Description of the task - From the listing below, extract each line containing the string "matrix".

Supplied material -
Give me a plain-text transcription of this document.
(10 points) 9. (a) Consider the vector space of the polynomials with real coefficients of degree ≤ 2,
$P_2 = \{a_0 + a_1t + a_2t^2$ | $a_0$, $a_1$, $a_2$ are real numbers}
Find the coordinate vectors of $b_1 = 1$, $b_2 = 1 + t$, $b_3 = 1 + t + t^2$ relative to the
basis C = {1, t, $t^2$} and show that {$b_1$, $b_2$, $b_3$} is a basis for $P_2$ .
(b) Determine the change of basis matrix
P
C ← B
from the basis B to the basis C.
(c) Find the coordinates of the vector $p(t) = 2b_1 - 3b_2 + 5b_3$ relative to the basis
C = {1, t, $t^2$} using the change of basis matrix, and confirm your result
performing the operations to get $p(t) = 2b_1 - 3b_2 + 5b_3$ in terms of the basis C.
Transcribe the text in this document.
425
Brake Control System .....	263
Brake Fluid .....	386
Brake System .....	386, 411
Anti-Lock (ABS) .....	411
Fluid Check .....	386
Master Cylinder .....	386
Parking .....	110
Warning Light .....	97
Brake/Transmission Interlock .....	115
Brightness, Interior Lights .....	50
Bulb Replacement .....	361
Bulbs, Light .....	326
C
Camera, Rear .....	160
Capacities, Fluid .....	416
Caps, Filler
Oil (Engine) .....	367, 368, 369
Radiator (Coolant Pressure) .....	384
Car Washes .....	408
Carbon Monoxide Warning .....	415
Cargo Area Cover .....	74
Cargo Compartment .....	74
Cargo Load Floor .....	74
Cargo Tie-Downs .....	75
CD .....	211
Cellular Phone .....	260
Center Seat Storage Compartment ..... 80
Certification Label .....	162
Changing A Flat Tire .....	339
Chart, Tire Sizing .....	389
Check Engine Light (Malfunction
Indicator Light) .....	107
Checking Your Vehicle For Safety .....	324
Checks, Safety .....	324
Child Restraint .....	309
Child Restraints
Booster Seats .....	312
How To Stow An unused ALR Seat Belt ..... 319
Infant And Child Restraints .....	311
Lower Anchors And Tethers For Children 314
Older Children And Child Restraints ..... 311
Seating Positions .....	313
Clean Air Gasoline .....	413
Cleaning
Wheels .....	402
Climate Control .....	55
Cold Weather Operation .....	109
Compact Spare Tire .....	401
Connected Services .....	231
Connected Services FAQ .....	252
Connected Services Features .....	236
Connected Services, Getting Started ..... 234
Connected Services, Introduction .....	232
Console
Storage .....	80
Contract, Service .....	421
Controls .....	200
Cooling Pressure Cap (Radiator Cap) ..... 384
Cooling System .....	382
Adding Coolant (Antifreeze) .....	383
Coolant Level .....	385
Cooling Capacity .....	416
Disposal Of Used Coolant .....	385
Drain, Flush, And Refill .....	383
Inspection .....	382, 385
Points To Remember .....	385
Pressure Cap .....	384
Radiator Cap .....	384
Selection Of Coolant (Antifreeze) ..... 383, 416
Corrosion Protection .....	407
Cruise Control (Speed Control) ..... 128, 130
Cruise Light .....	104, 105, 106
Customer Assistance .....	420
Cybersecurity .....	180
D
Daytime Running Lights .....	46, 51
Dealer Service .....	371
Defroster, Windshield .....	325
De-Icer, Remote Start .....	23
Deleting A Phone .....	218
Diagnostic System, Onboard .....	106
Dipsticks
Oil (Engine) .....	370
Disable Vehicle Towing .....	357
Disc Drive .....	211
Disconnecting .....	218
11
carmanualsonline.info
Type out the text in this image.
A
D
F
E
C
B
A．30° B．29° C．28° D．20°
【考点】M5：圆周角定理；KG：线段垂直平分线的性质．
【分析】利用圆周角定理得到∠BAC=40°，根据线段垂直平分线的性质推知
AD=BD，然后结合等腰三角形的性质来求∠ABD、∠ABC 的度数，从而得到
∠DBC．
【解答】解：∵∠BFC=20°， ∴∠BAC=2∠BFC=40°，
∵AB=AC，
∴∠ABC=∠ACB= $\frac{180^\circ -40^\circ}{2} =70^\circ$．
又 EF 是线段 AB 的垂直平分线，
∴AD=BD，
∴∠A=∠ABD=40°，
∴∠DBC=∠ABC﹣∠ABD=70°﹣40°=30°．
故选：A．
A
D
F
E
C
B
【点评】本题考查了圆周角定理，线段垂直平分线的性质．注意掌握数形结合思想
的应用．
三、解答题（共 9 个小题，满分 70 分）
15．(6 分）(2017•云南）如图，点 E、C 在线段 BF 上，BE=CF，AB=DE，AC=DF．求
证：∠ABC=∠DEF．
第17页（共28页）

Written response -
(b) Determine the change of basis matrix
C = {1, t, $t^2$} using the change of basis matrix, and confirm your result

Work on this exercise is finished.